→ SET PROBLEM:
In how many lines does the string "Copying" appear? Answer with the number only.

[Data entries]
== == ==
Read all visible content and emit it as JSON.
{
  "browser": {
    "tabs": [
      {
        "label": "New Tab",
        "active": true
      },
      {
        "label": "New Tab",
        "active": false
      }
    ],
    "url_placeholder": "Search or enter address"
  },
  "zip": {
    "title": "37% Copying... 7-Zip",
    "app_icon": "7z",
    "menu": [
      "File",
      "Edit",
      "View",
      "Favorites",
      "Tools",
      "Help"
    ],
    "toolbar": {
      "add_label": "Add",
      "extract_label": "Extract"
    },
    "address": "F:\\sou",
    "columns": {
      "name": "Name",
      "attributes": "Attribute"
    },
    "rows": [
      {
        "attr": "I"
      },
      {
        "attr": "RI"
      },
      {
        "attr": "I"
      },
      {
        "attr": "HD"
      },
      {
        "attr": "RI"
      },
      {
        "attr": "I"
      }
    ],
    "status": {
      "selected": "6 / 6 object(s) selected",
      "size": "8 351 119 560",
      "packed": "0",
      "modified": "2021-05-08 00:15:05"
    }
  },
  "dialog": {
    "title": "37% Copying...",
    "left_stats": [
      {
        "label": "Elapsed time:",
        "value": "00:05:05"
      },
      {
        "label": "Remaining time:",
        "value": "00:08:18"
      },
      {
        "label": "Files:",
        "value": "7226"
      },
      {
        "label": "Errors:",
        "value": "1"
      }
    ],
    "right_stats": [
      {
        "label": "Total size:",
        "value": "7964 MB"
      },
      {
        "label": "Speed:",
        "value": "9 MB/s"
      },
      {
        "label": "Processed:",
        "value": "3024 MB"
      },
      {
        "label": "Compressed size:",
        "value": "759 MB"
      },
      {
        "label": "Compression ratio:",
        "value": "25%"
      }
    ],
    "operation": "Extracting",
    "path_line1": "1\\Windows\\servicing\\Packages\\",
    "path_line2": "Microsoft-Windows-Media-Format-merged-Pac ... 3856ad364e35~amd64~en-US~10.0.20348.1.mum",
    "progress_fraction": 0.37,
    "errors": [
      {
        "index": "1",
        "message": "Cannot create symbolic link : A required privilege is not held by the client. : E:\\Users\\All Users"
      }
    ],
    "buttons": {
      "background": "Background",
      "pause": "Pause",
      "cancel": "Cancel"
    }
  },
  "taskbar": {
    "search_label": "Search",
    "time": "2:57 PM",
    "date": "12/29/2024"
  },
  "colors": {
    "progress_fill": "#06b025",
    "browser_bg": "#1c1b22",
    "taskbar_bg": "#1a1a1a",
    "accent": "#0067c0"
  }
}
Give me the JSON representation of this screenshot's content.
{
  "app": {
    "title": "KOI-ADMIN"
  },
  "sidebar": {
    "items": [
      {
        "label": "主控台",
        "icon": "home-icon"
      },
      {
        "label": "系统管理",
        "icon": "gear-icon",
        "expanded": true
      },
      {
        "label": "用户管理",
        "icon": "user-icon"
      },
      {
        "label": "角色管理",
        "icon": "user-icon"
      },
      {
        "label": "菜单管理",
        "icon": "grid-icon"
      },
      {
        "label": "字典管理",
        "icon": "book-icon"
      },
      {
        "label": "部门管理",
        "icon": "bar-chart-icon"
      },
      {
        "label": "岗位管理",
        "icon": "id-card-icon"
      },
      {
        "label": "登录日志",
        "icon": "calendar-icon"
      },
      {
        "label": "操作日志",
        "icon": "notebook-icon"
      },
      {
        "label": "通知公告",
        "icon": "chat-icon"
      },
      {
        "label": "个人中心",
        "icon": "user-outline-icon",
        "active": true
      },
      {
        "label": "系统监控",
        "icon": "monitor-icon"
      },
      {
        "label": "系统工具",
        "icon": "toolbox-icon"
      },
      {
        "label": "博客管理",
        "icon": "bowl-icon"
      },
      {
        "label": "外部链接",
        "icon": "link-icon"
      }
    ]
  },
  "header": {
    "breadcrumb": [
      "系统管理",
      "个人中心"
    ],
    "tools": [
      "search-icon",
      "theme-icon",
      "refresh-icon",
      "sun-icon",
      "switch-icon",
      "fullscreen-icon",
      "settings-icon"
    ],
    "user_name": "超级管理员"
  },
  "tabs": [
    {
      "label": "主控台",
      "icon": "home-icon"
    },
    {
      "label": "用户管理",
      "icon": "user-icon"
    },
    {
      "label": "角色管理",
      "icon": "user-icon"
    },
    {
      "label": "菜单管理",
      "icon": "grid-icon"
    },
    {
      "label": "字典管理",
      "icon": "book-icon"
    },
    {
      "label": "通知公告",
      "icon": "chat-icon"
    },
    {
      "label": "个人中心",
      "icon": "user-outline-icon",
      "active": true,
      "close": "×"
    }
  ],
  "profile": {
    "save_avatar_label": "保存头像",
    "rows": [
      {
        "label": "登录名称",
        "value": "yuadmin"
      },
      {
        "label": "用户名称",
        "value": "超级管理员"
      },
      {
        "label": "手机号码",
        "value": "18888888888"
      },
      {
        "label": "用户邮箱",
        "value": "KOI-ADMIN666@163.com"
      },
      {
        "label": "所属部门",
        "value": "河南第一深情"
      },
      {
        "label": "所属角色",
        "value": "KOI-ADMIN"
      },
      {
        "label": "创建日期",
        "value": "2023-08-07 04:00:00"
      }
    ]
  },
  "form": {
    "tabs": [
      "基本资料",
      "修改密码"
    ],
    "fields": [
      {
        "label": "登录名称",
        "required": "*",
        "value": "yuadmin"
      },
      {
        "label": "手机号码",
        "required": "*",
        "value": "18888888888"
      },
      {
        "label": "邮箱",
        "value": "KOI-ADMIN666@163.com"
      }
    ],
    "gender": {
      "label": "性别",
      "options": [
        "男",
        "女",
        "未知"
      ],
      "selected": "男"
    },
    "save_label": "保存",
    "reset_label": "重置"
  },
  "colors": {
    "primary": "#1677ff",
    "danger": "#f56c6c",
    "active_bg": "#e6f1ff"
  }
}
== == ==
→ RESULT OF THIS TASK:
2